Lumigo’s Auto-Tracing allows you to implement distributed tracing on your Lambda functions with 3-clicks and no manual code changes.

What problem does it solve?

If you’ve already decided to move to a serverless infrastructure, you probably understand the importance of monitoring your AWS Lambdas and what it might entail. For the few out there that are still wondering what monitoring AWS Lambda means, I’ll break it down for you in a couple of steps.

1. You’ll need to somehow get observability into your stack and this can be done with AWS Cloudwatch, which works, but it’s not the best option because the collected information is displayed in a cumbersome way, filtering is a nightmare, and debugging errors is like playing a puzzle game. On an old computer. With the screen turned off.

The better option is Lumigo. It won’t only allow you to identify bugs within your code but also optimize performance, breakdown costs, help with capacity planning, and much more.

2. So the next step is to integrate your functions into this monitor and implement tracers that will expose all the relevant information on your functions into your monitoring application.

The problem is that traditional instrumentation is a tedious, time-consuming, and error-prone process. Let’s see why.

Traditional Instrumentation

The traditional way of getting all the details from your AWS Lambdas is to add a little wrapper around your function that would call your monitoring software every time it executes. With Lumigo, this can be done by installing the Lumigo Tracer with npm and then adding a few lines of code in your function.

const lumigo = require('@lumigo/tracer')({ token: 't_1b8e3e1eada1064d41ff' })

// before wrapping
module.exports. = (event, context, callback) => {
...
};

JavaScript
// after wrapping
module.exports. = lumigo.trace((event, context, callback) => {
...

^^^^

### [GOALS]
**a.** Please update the records by replacing "Localize" with "Locate" and keeping every other part unchanged. Leave the pictures out of your answer.
**b.** Continue the Lumigo tracing text from its last line.
The text and the records are unrelated to each other.

^^^^

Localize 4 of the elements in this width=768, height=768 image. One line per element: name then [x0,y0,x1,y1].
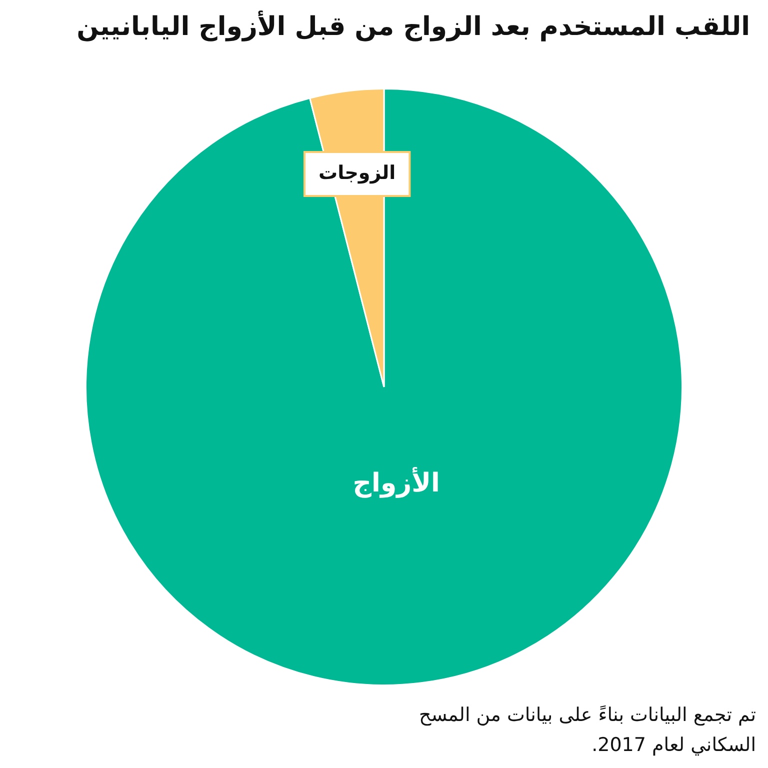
chart-title: اللقب المستخدم بعد الزواج من قبل الأزواج اليابانيين [76,12,750,42]
text: تم تجمع البيانات بناءً على بيانات من المسح السكاني لعام 2017. [418,703,756,758]
slice-label: الزوجات [318,162,396,184]
slice-label: الأزواج [352,466,440,498]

^^^^

### [WRITTEN ANSWERS]
**a.**
Locate 4 of the elements in this width=768, height=768 image. One line per element: name then [x0,y0,x1,y1].
chart-title: اللقب المستخدم بعد الزواج من قبل الأزواج اليابانيين [76,12,750,42]
text: تم تجمع البيانات بناءً على بيانات من المسح السكاني لعام 2017. [418,703,756,758]
slice-label: الزوجات [318,162,396,184]
slice-label: الأزواج [352,466,440,498]

**b.**
});

This is the most common way of tracing Lambdas. But for large-scale serverless applications doing this for each function is a difficult, time-consuming task.

The fact that manually altering every single function that you want to monitor is such a daunting task leads to a couple of additional problems. First, it might make you only instrument a small number of functions, leaving you blind to a subsection of your application. But this isn’t even the biggest downside.

Because every monitoring service uses its own proprietary tracers, if you decide to switch services two, four, or six months down the line, you’ll have to go and remove that code from each function and re-instrument with the new code. Double the work!

Lumigo offers a better, easier way to trace AWS Lambdas.

Auto-Tracing

Our auto-tracing feature will automatically add the Lumigo tracer to all your functions, instrumenting your entire code base, without changing a single line of code.

(Although it is completely transparent to you, in case you’re curious, this is done with our Lumigo Lambda layer.)

Setting up auto-tracing is quite easy. From your Functions screen, you can select as many functions you want to trace and from the actions filter, select Auto-Trace, and hit apply. That’s it. You’re all set.

There are several advanced configurations you might want to check out. See our docs for the different settings you can play with.

The Benefits of Distributed Tracing

Traditionally, tracing is a very common practice of analyzing your code in order to identify the issue causing an error or crash. Old-timey monolith applications were, compared to a modern microservice-based applications, quite easy to debug. A developer would basically have to open the log and figure out the issue from there.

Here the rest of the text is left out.